AIM:
Across the material below, how many lines contain the word "Codice"? Give only the number.

MATERIAL:
** Begin **
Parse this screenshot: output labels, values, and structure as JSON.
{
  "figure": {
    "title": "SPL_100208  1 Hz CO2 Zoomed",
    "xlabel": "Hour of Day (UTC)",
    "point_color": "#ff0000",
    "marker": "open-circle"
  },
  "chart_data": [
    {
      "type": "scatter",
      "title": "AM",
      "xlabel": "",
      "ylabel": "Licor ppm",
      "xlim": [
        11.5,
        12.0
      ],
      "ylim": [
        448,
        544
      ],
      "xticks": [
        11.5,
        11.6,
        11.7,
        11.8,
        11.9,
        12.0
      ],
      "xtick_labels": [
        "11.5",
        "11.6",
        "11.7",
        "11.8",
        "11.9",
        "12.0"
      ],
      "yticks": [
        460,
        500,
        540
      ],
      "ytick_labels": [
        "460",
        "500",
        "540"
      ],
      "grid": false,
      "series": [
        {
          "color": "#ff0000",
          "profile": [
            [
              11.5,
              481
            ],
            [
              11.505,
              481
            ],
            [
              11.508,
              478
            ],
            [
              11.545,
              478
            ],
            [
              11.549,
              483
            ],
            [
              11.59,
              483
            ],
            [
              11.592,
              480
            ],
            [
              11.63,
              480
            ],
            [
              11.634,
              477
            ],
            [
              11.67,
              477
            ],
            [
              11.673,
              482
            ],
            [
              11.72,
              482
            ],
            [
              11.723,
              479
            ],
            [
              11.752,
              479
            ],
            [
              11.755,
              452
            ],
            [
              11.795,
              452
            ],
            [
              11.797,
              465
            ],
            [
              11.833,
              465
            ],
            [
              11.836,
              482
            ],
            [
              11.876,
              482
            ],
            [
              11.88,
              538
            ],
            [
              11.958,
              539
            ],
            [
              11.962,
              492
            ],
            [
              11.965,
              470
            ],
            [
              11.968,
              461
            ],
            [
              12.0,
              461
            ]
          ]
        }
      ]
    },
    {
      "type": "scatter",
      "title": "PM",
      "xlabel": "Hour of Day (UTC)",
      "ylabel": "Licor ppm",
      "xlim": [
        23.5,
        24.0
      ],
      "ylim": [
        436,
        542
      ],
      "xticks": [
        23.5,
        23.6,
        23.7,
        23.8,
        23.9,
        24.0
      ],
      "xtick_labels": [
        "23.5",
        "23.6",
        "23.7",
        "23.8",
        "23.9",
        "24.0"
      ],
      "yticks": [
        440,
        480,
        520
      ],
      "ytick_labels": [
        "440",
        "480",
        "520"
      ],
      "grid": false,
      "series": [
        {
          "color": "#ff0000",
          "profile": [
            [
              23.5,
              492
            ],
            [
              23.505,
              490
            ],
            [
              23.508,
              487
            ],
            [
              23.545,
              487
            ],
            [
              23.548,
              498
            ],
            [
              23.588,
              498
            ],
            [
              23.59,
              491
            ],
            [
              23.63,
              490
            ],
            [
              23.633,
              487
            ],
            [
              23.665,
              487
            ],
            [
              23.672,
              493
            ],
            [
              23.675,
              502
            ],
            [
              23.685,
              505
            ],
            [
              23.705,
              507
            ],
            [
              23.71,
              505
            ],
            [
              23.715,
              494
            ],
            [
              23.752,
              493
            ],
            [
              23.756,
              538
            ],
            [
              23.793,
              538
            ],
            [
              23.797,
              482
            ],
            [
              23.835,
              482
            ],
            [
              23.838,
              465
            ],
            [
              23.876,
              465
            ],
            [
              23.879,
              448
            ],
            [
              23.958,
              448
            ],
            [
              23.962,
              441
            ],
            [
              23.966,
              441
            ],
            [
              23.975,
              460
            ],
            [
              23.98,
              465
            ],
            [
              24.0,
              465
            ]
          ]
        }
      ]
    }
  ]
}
** End **
** Begin **
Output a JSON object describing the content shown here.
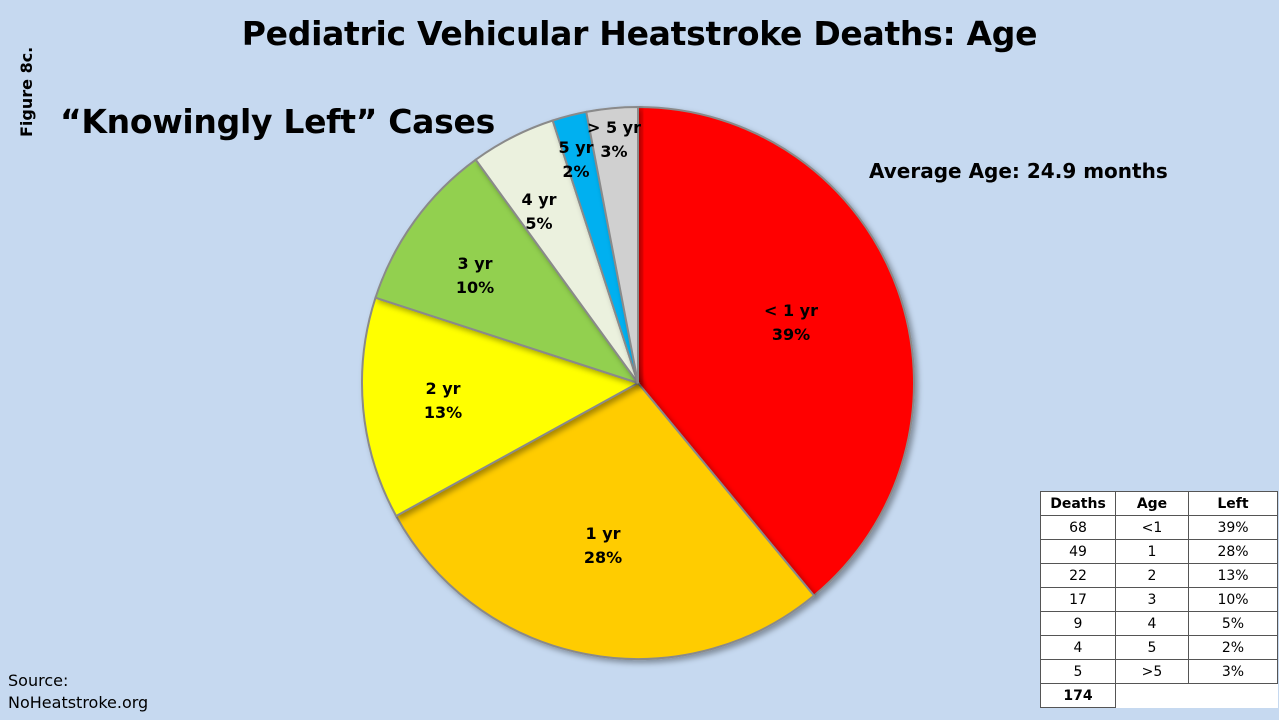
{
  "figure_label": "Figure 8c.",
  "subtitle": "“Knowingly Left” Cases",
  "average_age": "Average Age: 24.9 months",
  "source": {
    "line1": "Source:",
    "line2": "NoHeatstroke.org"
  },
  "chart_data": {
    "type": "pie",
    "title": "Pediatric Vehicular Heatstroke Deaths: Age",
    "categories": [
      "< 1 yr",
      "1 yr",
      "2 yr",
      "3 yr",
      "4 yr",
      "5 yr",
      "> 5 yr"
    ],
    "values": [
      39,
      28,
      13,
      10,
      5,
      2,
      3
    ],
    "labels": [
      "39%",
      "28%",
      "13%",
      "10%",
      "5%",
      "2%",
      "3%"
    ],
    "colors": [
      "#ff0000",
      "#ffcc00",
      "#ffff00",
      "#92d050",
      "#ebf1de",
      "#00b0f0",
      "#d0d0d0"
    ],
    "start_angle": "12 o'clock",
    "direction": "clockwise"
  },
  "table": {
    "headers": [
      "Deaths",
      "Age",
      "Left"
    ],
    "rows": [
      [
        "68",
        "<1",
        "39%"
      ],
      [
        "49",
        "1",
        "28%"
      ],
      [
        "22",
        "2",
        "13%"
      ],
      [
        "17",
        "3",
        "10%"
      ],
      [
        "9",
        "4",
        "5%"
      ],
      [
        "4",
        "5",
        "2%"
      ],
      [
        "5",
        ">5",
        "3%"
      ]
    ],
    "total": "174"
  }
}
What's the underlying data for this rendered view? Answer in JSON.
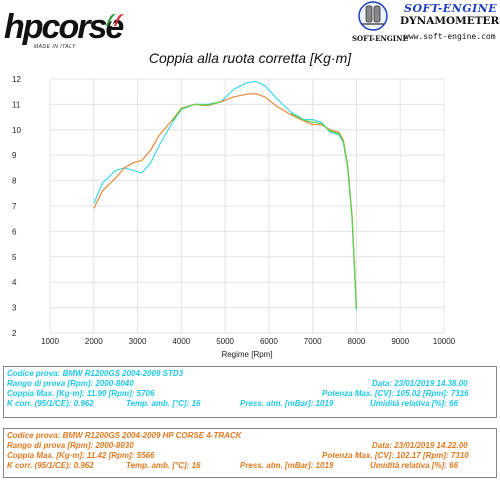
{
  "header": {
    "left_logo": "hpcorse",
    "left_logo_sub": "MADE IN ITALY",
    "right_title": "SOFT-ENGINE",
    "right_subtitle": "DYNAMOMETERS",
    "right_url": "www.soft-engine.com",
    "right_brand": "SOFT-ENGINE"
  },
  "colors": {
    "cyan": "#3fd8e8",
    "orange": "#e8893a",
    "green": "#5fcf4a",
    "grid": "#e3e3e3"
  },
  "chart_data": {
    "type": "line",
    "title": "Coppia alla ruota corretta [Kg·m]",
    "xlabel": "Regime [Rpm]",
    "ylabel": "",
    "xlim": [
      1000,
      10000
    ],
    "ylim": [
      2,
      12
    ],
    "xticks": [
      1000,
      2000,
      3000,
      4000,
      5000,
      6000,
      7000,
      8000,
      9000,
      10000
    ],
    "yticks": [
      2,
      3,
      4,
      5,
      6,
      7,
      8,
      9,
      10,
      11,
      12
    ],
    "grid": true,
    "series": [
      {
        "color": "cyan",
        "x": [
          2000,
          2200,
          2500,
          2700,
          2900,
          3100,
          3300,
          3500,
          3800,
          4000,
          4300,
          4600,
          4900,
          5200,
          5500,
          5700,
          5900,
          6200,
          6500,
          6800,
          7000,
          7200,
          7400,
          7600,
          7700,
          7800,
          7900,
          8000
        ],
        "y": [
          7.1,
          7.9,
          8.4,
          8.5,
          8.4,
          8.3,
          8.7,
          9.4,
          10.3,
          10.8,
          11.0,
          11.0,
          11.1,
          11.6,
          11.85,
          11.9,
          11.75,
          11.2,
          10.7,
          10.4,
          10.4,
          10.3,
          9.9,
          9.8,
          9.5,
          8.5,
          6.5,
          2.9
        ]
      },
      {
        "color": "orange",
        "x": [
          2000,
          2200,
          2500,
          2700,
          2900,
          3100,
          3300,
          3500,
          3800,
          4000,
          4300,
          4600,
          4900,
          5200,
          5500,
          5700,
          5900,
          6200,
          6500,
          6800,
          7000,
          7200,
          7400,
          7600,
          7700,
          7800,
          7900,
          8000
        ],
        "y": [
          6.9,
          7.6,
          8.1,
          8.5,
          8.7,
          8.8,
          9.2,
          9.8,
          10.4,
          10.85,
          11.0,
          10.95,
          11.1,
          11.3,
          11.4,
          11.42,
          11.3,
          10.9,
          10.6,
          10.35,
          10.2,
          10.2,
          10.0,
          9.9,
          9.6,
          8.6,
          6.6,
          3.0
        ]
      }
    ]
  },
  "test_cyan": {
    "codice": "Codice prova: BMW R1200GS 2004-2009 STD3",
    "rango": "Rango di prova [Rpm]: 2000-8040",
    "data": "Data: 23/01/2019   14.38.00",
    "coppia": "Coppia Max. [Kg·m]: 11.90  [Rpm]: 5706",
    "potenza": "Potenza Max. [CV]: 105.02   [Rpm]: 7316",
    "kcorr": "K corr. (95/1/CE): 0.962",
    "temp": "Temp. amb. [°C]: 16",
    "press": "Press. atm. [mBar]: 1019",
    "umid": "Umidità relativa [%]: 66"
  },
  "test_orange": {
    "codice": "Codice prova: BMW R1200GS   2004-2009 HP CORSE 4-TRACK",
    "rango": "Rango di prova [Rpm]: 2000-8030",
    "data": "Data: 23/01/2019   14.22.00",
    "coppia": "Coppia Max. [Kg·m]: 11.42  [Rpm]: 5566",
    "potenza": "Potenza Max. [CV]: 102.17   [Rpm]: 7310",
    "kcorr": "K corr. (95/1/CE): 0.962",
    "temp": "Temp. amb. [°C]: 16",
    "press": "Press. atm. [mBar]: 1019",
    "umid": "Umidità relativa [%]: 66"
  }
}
** End **
REPLY:
2